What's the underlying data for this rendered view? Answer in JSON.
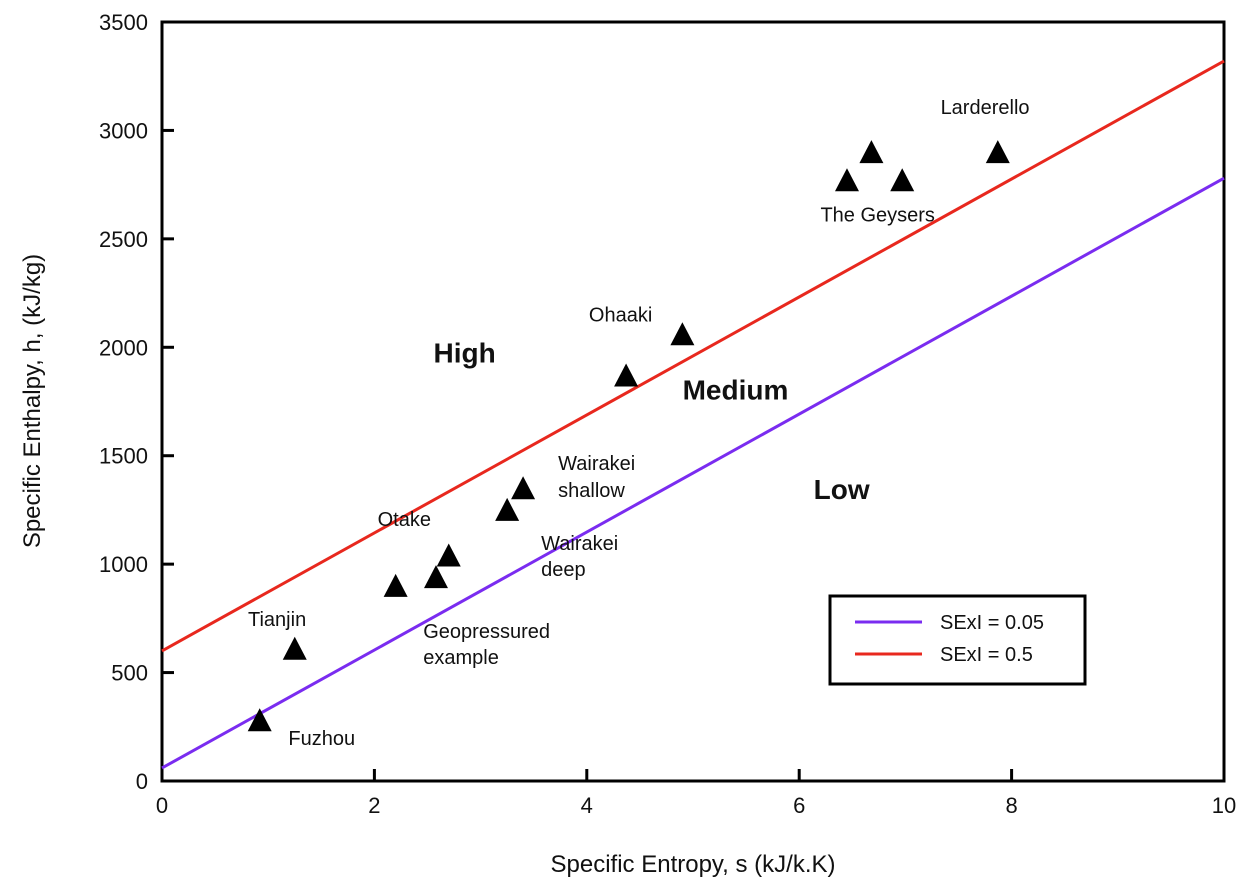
{
  "chart_data": {
    "type": "scatter",
    "xlabel": "Specific Entropy, s (kJ/k.K)",
    "ylabel": "Specific Enthalpy, h, (kJ/kg)",
    "xlim": [
      0,
      10
    ],
    "ylim": [
      0,
      3500
    ],
    "x_ticks": [
      "0",
      "2",
      "4",
      "6",
      "8",
      "10"
    ],
    "y_ticks": [
      "0",
      "500",
      "1000",
      "1500",
      "2000",
      "2500",
      "3000",
      "3500"
    ],
    "grid": false,
    "legend_position": "lower-right",
    "lines": [
      {
        "name": "SExI = 0.05",
        "color": "#7a2cf0",
        "x": [
          0,
          10
        ],
        "y": [
          60,
          2780
        ]
      },
      {
        "name": "SExI = 0.5",
        "color": "#e8281e",
        "x": [
          0,
          10
        ],
        "y": [
          600,
          3320
        ]
      }
    ],
    "points": [
      {
        "x": 0.92,
        "y": 280
      },
      {
        "x": 1.25,
        "y": 610
      },
      {
        "x": 2.2,
        "y": 900
      },
      {
        "x": 2.58,
        "y": 940
      },
      {
        "x": 2.7,
        "y": 1040
      },
      {
        "x": 3.25,
        "y": 1250
      },
      {
        "x": 3.4,
        "y": 1350
      },
      {
        "x": 4.37,
        "y": 1870
      },
      {
        "x": 4.9,
        "y": 2060
      },
      {
        "x": 6.45,
        "y": 2770
      },
      {
        "x": 6.68,
        "y": 2900
      },
      {
        "x": 6.97,
        "y": 2770
      },
      {
        "x": 7.87,
        "y": 2900
      }
    ],
    "point_marker": "triangle",
    "annotations": [
      {
        "text": "Larderello",
        "x": 7.75,
        "y": 3075,
        "anchor": "middle"
      },
      {
        "text": "The Geysers",
        "x": 6.2,
        "y": 2580,
        "anchor": "start"
      },
      {
        "text": "Ohaaki",
        "x": 4.02,
        "y": 2120,
        "anchor": "start"
      },
      {
        "text": "Wairakei",
        "x": 3.73,
        "y": 1435,
        "anchor": "start"
      },
      {
        "text": "shallow",
        "x": 3.73,
        "y": 1310,
        "anchor": "start"
      },
      {
        "text": "Wairakei",
        "x": 3.57,
        "y": 1065,
        "anchor": "start"
      },
      {
        "text": "deep",
        "x": 3.57,
        "y": 945,
        "anchor": "start"
      },
      {
        "text": "Otake",
        "x": 2.03,
        "y": 1175,
        "anchor": "start"
      },
      {
        "text": "Tianjin",
        "x": 0.81,
        "y": 715,
        "anchor": "start"
      },
      {
        "text": "Geopressured",
        "x": 2.46,
        "y": 660,
        "anchor": "start"
      },
      {
        "text": "example",
        "x": 2.46,
        "y": 540,
        "anchor": "start"
      },
      {
        "text": "Fuzhou",
        "x": 1.19,
        "y": 165,
        "anchor": "start"
      }
    ],
    "regions": [
      {
        "text": "High",
        "x": 2.85,
        "y": 1930
      },
      {
        "text": "Medium",
        "x": 5.4,
        "y": 1760
      },
      {
        "text": "Low",
        "x": 6.4,
        "y": 1300
      }
    ]
  }
}
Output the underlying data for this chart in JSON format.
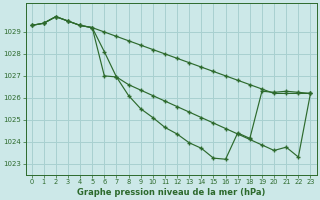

## [WORK TO BE COMPLETED]
Copy every line above that includes the string "JSON".

## [OUTPUT OF THE TASK]
What's the underlying data for this rendered view? Answer in JSON.
Output the underlying data for this chart in JSON format.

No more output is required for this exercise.